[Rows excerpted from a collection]
>> START
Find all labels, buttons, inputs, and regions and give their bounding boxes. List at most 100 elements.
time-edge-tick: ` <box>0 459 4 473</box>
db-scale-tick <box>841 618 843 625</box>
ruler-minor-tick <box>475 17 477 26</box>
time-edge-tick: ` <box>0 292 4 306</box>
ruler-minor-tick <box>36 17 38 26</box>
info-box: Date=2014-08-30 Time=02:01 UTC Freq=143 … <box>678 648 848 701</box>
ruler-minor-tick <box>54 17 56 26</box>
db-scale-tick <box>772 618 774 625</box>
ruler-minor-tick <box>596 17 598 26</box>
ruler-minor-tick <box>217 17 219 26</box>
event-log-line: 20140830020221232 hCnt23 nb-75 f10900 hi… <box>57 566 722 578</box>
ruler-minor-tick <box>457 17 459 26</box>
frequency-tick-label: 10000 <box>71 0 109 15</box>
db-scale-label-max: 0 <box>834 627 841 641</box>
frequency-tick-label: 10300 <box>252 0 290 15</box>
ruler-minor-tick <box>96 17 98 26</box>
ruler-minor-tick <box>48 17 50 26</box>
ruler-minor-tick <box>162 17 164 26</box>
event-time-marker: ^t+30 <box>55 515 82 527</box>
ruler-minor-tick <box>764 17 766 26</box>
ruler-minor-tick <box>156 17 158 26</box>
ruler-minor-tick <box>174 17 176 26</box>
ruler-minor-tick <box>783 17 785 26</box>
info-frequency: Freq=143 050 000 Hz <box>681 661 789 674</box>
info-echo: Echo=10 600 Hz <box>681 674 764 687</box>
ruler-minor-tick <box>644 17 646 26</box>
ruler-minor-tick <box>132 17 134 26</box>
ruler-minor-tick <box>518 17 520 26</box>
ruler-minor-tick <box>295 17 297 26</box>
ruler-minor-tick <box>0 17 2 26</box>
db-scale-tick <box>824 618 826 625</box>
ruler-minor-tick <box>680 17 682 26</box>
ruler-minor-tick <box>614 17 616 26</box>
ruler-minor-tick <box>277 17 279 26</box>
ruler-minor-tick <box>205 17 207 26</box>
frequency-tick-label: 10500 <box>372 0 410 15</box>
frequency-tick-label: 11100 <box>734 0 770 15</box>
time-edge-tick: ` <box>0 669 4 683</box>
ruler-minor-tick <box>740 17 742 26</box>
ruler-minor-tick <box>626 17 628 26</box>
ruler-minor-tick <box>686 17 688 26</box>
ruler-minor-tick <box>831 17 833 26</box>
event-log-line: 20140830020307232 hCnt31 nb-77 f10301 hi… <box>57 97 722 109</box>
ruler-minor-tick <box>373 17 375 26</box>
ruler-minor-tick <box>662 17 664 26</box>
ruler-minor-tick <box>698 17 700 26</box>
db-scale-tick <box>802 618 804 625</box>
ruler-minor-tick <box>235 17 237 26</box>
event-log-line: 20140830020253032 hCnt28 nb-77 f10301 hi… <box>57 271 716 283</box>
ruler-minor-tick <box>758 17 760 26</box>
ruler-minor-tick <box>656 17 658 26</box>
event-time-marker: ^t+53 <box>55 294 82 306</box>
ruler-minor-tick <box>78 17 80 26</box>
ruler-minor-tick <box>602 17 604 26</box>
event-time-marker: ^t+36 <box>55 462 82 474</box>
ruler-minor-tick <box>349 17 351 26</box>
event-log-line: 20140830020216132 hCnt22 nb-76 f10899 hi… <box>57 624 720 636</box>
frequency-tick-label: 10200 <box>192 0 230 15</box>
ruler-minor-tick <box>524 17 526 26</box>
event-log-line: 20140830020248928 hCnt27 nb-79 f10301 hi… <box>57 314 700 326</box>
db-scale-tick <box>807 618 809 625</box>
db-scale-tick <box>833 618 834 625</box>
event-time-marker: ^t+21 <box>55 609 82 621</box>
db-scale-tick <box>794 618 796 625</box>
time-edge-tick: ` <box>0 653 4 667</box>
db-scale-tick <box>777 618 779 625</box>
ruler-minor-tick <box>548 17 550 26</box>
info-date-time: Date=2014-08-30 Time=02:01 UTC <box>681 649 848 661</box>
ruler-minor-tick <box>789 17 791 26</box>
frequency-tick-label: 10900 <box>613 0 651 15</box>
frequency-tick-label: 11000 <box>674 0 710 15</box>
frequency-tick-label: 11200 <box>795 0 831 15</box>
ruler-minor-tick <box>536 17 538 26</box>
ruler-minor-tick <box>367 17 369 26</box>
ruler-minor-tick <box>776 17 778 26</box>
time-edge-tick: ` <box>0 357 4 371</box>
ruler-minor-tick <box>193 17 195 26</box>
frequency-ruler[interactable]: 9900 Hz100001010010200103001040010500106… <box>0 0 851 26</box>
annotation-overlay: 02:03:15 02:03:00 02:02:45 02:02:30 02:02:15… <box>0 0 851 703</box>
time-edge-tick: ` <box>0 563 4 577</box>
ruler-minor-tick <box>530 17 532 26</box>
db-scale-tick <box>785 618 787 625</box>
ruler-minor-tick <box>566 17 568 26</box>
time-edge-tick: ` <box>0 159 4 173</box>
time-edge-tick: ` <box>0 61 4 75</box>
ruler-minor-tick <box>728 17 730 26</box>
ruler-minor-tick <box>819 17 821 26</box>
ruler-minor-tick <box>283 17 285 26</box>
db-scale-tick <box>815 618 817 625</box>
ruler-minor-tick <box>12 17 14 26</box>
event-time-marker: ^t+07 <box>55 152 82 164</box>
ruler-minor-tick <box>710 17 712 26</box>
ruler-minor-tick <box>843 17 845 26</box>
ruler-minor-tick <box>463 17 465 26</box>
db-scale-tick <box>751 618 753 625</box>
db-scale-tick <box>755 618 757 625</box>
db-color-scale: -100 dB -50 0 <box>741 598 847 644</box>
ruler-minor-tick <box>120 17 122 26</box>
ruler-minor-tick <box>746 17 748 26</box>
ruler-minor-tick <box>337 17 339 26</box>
>> END
• WORK TO BE COMPLETED: Copy out every row above word for word, keeping each one unchanged and in the same order.

• SOLUTION TO THIS EXERCISE:
Find all labels, buttons, inputs, and regions and give their bounding boxes. List at most 100 elements.
time-edge-tick: ` <box>0 459 4 473</box>
db-scale-tick <box>841 618 843 625</box>
ruler-minor-tick <box>475 17 477 26</box>
time-edge-tick: ` <box>0 292 4 306</box>
ruler-minor-tick <box>36 17 38 26</box>
info-box: Date=2014-08-30 Time=02:01 UTC Freq=143 … <box>678 648 848 701</box>
ruler-minor-tick <box>54 17 56 26</box>
db-scale-tick <box>772 618 774 625</box>
ruler-minor-tick <box>596 17 598 26</box>
ruler-minor-tick <box>217 17 219 26</box>
event-log-line: 20140830020221232 hCnt23 nb-75 f10900 hi… <box>57 566 722 578</box>
ruler-minor-tick <box>457 17 459 26</box>
frequency-tick-label: 10000 <box>71 0 109 15</box>
db-scale-label-max: 0 <box>834 627 841 641</box>
frequency-tick-label: 10300 <box>252 0 290 15</box>
ruler-minor-tick <box>96 17 98 26</box>
ruler-minor-tick <box>48 17 50 26</box>
ruler-minor-tick <box>162 17 164 26</box>
event-time-marker: ^t+30 <box>55 515 82 527</box>
ruler-minor-tick <box>764 17 766 26</box>
ruler-minor-tick <box>156 17 158 26</box>
ruler-minor-tick <box>174 17 176 26</box>
ruler-minor-tick <box>783 17 785 26</box>
info-frequency: Freq=143 050 000 Hz <box>681 661 789 674</box>
info-echo: Echo=10 600 Hz <box>681 674 764 687</box>
ruler-minor-tick <box>644 17 646 26</box>
ruler-minor-tick <box>132 17 134 26</box>
ruler-minor-tick <box>518 17 520 26</box>
ruler-minor-tick <box>295 17 297 26</box>
ruler-minor-tick <box>0 17 2 26</box>
db-scale-tick <box>824 618 826 625</box>
ruler-minor-tick <box>680 17 682 26</box>
ruler-minor-tick <box>614 17 616 26</box>
ruler-minor-tick <box>277 17 279 26</box>
ruler-minor-tick <box>205 17 207 26</box>
frequency-tick-label: 10500 <box>372 0 410 15</box>
frequency-tick-label: 11100 <box>734 0 770 15</box>
time-edge-tick: ` <box>0 669 4 683</box>
ruler-minor-tick <box>740 17 742 26</box>
ruler-minor-tick <box>626 17 628 26</box>
ruler-minor-tick <box>686 17 688 26</box>
ruler-minor-tick <box>831 17 833 26</box>
event-log-line: 20140830020307232 hCnt31 nb-77 f10301 hi… <box>57 97 722 109</box>
ruler-minor-tick <box>373 17 375 26</box>
ruler-minor-tick <box>662 17 664 26</box>
ruler-minor-tick <box>698 17 700 26</box>
db-scale-tick <box>802 618 804 625</box>
ruler-minor-tick <box>235 17 237 26</box>
event-log-line: 20140830020253032 hCnt28 nb-77 f10301 hi… <box>57 271 716 283</box>
ruler-minor-tick <box>758 17 760 26</box>
ruler-minor-tick <box>656 17 658 26</box>
event-time-marker: ^t+53 <box>55 294 82 306</box>
ruler-minor-tick <box>78 17 80 26</box>
ruler-minor-tick <box>602 17 604 26</box>
event-time-marker: ^t+36 <box>55 462 82 474</box>
ruler-minor-tick <box>349 17 351 26</box>
event-log-line: 20140830020216132 hCnt22 nb-76 f10899 hi… <box>57 624 720 636</box>
frequency-tick-label: 10200 <box>192 0 230 15</box>
ruler-minor-tick <box>524 17 526 26</box>
event-log-line: 20140830020248928 hCnt27 nb-79 f10301 hi… <box>57 314 700 326</box>
db-scale-tick <box>807 618 809 625</box>
db-scale-tick <box>833 618 834 625</box>
event-time-marker: ^t+21 <box>55 609 82 621</box>
db-scale-tick <box>794 618 796 625</box>
time-edge-tick: ` <box>0 653 4 667</box>
db-scale-tick <box>777 618 779 625</box>
ruler-minor-tick <box>548 17 550 26</box>
info-date-time: Date=2014-08-30 Time=02:01 UTC <box>681 649 848 661</box>
ruler-minor-tick <box>789 17 791 26</box>
frequency-tick-label: 10900 <box>613 0 651 15</box>
frequency-tick-label: 11000 <box>674 0 710 15</box>
frequency-tick-label: 11200 <box>795 0 831 15</box>
ruler-minor-tick <box>536 17 538 26</box>
ruler-minor-tick <box>367 17 369 26</box>
ruler-minor-tick <box>776 17 778 26</box>
time-edge-tick: ` <box>0 357 4 371</box>
ruler-minor-tick <box>193 17 195 26</box>
frequency-ruler[interactable]: 9900 Hz100001010010200103001040010500106… <box>0 0 851 26</box>
annotation-overlay: 02:03:15 02:03:00 02:02:45 02:02:30 02:02:15… <box>0 0 851 703</box>
time-edge-tick: ` <box>0 563 4 577</box>
ruler-minor-tick <box>530 17 532 26</box>
db-scale-tick <box>785 618 787 625</box>
ruler-minor-tick <box>566 17 568 26</box>
time-edge-tick: ` <box>0 159 4 173</box>
time-edge-tick: ` <box>0 61 4 75</box>
ruler-minor-tick <box>728 17 730 26</box>
ruler-minor-tick <box>819 17 821 26</box>
ruler-minor-tick <box>283 17 285 26</box>
db-scale-tick <box>815 618 817 625</box>
ruler-minor-tick <box>12 17 14 26</box>
event-time-marker: ^t+07 <box>55 152 82 164</box>
ruler-minor-tick <box>710 17 712 26</box>
ruler-minor-tick <box>843 17 845 26</box>
ruler-minor-tick <box>463 17 465 26</box>
db-scale-tick <box>751 618 753 625</box>
db-scale-tick <box>755 618 757 625</box>
db-color-scale: -100 dB -50 0 <box>741 598 847 644</box>
ruler-minor-tick <box>120 17 122 26</box>
ruler-minor-tick <box>746 17 748 26</box>
ruler-minor-tick <box>337 17 339 26</box>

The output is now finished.